*Assignment A*. List every term that the Google Desktop comments set inside double quotation marks.
*Assignment B*. Repeat the part of the Google Desktop comments word for word, starting with "I'm pretty disappointed" and going on through "mail via pop.".

[[ Selected passage open ]]

I opened the installer a second time, and it re-downloaded and re-installed the same version that I already had. Then, when it said Installation Complete, it offered up an Uninstall button.

Pierre Igot adds his thoughts:

When mounted, the “GoogleDesktop.dmg” image file is a volume that contains a single application called “Double Click to Install Google Desktop.app.” Oh dear.

When I quit the Google Updater application that I launched from the disk image, the disk image is automatically unmounted.

Thanks. At least it can't be any worse than Adobe... I hope:

http://snoozology.blogsome.com/2006/09/23/adobes-assault-on-my-sanity/

After running for about another day, I guess it got around to doing some more indexing. Searching works now, and it seems to be much faster than Spotlight. It still says it’s done indexing, but according to “top” and the sound of the hard disk, it’s furiously indexing, and “mdimport” has crashed ten times this morning in “InterceptedGetMetadataForFile()”.

I'm pretty disappointed in it. It's a wonderful addition to an XP PC, but on OSX it feels beta, and the web browser interface just feels wrong. Spotlight is slower (a little) yes, but it's also infinitely less annoying to me. That bezel that pops up: Crashed on me three times in one day (BTW, force quit is useless for it). Nope, not for me. The only thing I want is spotlight to have a Gmail importer, that doesn't require me downloading my mail via pop.

[[ Selected passage closed ]]
[[ Listed entries open ]]

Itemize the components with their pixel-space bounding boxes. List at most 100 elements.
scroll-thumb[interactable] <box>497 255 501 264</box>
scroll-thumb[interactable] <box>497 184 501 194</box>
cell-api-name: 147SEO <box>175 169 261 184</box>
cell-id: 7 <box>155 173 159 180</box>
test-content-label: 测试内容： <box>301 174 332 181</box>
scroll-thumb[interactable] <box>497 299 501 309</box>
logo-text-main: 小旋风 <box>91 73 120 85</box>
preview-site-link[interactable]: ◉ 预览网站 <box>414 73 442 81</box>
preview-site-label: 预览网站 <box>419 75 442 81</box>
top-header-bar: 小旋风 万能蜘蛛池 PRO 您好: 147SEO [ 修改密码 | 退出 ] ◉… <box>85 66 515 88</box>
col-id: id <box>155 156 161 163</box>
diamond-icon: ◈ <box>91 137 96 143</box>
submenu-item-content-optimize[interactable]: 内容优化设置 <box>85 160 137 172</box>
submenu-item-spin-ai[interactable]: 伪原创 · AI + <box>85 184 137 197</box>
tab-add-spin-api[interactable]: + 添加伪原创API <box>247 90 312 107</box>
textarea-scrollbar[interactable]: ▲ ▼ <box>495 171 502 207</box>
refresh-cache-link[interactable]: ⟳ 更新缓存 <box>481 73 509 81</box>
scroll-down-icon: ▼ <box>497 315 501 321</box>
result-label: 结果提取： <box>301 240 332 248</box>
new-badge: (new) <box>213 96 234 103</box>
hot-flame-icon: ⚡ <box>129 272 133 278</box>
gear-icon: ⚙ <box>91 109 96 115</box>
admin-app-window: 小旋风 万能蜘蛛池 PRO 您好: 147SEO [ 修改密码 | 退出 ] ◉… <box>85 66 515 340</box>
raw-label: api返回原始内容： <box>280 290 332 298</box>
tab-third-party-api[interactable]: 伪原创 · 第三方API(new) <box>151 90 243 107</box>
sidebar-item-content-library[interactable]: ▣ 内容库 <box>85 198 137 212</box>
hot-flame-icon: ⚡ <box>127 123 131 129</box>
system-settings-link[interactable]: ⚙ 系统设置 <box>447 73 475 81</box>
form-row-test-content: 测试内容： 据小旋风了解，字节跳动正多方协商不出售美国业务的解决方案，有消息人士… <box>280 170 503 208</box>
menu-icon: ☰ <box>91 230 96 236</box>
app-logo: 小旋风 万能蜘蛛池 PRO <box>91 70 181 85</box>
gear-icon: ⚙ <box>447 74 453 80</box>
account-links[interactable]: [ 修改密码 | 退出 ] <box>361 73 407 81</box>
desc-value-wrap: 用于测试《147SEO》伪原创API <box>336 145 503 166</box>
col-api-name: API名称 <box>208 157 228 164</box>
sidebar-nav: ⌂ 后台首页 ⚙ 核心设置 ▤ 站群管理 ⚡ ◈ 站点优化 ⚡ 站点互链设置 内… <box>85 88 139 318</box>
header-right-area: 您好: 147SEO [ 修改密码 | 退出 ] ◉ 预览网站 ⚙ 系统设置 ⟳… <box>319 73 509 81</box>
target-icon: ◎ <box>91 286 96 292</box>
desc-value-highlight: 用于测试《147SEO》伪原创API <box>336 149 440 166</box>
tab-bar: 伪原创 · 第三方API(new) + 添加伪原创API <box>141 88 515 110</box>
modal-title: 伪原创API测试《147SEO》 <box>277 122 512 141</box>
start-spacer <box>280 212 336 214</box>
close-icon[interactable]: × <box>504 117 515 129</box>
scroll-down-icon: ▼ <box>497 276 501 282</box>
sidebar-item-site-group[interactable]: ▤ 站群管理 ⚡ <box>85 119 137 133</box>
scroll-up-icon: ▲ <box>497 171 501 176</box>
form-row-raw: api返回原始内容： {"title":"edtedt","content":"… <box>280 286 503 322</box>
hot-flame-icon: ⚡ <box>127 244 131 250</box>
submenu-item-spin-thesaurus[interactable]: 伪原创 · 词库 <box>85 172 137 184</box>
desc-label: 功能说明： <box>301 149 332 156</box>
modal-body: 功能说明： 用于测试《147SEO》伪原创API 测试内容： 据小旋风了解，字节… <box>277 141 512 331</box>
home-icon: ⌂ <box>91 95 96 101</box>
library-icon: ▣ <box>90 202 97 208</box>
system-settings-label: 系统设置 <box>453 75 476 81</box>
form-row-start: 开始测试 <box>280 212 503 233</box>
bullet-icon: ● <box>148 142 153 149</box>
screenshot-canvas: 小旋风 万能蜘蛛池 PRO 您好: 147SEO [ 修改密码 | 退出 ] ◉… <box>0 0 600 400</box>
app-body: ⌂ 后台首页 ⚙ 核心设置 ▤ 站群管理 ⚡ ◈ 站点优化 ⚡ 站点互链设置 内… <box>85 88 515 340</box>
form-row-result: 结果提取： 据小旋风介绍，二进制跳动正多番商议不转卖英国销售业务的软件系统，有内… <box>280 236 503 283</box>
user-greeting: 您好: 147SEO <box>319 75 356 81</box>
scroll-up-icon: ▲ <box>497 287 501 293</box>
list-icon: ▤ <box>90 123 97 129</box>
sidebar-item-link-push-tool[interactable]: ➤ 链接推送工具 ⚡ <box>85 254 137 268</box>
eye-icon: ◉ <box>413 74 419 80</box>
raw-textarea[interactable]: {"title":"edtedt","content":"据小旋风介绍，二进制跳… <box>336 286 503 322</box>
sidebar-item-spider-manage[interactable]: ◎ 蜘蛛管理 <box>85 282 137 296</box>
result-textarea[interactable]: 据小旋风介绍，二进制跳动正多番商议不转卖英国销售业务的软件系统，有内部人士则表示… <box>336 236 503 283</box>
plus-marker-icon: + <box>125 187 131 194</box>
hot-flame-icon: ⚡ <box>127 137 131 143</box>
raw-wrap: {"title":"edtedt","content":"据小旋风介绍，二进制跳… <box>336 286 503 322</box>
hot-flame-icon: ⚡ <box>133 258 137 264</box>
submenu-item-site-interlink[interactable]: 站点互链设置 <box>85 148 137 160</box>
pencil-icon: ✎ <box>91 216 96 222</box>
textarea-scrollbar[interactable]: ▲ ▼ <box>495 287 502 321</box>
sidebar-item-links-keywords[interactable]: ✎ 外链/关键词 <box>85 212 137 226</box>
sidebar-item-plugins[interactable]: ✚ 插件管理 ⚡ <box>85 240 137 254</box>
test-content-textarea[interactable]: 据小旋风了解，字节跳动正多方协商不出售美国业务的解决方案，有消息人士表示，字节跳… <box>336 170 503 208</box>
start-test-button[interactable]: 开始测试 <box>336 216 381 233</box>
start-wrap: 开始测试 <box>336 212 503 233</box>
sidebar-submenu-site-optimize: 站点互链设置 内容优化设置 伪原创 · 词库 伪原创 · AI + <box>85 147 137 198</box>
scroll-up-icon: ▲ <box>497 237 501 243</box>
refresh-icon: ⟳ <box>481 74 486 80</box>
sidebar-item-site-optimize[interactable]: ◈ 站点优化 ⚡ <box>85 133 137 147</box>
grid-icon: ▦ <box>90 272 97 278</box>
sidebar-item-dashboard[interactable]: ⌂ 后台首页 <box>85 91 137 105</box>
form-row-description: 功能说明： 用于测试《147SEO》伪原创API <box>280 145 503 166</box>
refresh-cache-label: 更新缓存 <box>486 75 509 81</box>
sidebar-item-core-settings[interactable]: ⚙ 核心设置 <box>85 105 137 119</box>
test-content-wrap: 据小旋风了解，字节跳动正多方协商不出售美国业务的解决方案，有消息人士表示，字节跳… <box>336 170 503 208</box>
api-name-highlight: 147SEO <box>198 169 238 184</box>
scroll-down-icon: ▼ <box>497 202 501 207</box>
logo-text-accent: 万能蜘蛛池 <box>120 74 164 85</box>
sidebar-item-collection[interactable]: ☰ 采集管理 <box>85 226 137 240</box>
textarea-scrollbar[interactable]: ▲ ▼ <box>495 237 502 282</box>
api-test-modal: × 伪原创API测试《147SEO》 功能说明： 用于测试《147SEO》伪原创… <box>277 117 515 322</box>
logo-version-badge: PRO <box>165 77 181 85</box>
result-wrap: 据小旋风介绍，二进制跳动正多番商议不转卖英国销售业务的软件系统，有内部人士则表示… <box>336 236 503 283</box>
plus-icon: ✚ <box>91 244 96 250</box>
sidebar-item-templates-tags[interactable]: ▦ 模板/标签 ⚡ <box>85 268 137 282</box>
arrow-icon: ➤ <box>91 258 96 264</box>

[[ Listed entries closed ]]

*Task output A*.
- GoogleDesktop.dmg
- Double Click to Install Google Desktop.app
- top
- mdimport
- InterceptedGetMetadataForFile()

*Task output B*.
I'm pretty disappointed in it. It's a wonderful addition to an XP PC, but on OSX it feels beta, and the web browser interface just feels wrong. Spotlight is slower (a little) yes, but it's also infinitely less annoying to me. That bezel that pops up: Crashed on me three times in one day (BTW, force quit is useless for it). Nope, not for me. The only thing I want is spotlight to have a Gmail importer, that doesn't require me downloading my mail via pop.